• _Brief_
Identify each line in the listing below that contains the string "heading" and copy it out in full. Letter case must match.

• _Listed records_
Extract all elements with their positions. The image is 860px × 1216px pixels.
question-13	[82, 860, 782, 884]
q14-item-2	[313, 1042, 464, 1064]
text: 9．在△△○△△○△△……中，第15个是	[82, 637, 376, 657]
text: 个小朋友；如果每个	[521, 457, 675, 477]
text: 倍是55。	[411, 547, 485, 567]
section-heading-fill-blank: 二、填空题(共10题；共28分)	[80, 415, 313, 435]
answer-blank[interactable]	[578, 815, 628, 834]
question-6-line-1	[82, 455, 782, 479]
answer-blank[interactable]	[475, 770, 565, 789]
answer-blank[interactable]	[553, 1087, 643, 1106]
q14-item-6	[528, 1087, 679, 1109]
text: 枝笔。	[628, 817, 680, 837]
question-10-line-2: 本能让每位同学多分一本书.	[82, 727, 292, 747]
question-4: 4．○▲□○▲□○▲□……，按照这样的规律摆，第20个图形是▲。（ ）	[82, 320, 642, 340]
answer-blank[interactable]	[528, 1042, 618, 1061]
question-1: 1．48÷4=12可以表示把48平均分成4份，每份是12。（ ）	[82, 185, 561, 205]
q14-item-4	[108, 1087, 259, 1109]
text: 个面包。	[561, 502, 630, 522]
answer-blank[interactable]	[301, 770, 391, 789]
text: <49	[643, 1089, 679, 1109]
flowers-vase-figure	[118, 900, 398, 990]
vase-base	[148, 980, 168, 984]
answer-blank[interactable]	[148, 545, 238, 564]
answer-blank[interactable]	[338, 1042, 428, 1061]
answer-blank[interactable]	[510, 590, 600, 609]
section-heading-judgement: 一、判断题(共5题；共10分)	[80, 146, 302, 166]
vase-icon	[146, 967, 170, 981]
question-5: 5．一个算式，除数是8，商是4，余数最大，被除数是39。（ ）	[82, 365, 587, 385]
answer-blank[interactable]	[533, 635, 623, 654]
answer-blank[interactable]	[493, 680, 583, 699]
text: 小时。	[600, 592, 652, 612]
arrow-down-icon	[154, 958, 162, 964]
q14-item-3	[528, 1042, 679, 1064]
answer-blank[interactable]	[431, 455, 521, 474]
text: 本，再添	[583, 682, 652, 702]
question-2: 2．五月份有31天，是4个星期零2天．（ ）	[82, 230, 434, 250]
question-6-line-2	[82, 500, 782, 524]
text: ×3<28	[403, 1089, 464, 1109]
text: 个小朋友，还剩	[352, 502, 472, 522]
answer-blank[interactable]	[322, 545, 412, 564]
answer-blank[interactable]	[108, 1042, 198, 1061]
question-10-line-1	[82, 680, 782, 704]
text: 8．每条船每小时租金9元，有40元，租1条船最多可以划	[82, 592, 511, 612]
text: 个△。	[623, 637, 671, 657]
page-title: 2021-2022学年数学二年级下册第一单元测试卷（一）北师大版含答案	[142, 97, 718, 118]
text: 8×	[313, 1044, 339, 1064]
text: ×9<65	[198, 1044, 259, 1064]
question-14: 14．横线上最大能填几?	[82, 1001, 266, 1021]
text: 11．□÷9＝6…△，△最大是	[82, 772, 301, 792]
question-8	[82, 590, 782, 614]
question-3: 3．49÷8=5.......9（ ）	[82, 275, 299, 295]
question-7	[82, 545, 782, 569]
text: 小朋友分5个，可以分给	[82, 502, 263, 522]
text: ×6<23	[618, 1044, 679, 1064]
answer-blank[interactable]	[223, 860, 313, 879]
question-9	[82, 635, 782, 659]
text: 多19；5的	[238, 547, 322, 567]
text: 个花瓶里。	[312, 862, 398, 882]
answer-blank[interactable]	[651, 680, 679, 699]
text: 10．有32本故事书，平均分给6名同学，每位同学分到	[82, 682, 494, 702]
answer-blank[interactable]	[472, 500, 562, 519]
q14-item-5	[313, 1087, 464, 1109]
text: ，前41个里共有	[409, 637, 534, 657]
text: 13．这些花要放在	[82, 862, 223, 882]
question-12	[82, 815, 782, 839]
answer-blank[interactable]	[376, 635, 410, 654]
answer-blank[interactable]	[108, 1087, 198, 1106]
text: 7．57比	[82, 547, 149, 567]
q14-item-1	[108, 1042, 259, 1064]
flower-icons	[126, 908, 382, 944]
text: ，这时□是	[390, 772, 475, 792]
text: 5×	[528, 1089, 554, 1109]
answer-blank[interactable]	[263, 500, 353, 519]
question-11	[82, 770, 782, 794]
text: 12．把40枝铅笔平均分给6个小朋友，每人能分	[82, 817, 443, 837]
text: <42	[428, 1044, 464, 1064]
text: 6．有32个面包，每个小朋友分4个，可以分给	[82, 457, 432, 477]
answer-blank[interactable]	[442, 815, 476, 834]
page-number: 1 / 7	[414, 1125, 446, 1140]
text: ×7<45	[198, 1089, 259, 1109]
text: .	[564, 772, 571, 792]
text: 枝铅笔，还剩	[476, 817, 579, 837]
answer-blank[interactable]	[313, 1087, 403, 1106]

• _The output_
section-heading-fill-blank: 二、填空题(共10题；共28分)	[80, 415, 313, 435]
section-heading-judgement: 一、判断题(共5题；共10分)	[80, 146, 302, 166]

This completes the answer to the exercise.